*TO DO*:
Of the lines in the listing below, how many hold "support"? Answer with the number only.
====
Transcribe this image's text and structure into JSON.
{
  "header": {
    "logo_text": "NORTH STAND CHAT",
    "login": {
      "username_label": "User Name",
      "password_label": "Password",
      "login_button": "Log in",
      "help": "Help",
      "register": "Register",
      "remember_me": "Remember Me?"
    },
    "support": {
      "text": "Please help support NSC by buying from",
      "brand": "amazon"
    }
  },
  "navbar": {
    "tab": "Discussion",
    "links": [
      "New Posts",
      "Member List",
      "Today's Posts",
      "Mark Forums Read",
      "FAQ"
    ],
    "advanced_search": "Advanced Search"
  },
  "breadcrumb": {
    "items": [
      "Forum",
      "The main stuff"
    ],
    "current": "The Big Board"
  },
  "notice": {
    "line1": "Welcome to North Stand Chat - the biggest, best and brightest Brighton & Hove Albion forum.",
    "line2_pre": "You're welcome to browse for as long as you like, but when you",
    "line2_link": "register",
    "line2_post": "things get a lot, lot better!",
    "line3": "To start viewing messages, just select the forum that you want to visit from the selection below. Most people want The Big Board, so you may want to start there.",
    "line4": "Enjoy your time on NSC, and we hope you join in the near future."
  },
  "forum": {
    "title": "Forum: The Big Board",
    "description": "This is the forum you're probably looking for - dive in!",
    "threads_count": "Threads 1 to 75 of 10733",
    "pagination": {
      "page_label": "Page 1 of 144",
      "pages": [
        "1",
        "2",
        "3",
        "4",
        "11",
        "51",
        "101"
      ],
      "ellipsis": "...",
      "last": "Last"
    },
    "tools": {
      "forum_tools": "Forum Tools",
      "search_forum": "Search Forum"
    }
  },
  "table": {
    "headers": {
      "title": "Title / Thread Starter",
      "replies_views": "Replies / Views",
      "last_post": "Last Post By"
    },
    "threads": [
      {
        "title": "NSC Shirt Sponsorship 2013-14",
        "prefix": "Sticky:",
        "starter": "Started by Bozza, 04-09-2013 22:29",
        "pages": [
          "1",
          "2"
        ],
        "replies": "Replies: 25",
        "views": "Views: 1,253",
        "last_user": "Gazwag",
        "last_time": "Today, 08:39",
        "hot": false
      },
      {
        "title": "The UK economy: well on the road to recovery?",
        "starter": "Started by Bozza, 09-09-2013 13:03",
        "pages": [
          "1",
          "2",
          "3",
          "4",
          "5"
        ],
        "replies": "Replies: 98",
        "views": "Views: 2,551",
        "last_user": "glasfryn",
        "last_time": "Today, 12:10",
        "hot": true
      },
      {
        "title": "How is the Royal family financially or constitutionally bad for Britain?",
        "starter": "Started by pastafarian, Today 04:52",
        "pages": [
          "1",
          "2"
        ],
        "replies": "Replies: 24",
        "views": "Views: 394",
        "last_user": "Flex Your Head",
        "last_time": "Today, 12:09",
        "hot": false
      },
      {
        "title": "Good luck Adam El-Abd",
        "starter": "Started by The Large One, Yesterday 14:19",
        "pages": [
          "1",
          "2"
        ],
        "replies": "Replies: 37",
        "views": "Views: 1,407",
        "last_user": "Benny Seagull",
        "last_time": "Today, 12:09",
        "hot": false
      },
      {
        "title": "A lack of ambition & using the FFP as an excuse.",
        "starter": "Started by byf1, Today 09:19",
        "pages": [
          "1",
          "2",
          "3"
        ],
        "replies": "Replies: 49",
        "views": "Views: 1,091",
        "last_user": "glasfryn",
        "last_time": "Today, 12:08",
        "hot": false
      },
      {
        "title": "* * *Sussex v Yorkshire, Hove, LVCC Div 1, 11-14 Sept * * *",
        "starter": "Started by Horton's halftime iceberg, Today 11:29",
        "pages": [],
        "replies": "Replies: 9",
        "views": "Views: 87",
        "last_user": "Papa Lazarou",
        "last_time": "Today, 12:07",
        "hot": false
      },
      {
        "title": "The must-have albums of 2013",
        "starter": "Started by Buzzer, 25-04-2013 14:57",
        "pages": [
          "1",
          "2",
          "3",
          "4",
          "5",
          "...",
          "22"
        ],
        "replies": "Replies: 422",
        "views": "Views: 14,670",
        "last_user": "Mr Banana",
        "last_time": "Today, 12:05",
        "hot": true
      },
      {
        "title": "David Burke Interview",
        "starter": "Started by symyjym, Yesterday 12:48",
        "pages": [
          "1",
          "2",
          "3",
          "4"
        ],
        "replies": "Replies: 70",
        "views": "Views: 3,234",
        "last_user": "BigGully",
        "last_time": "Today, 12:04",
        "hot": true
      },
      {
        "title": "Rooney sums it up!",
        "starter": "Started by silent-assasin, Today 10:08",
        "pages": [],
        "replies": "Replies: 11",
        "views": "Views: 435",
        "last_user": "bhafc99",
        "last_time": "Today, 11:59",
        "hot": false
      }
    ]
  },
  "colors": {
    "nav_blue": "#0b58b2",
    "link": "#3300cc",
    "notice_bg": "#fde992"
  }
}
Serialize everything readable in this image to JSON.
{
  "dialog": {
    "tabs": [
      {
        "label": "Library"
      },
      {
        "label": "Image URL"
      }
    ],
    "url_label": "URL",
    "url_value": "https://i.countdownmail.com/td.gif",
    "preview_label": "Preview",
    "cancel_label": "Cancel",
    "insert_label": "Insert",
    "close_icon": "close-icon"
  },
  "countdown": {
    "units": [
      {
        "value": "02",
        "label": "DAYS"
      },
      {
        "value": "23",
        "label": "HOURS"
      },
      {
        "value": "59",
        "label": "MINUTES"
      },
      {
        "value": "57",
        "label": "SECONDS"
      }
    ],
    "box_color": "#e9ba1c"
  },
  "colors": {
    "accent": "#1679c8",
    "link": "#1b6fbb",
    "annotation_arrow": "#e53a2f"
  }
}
====
*ANSWER FOR THE TASK*:
2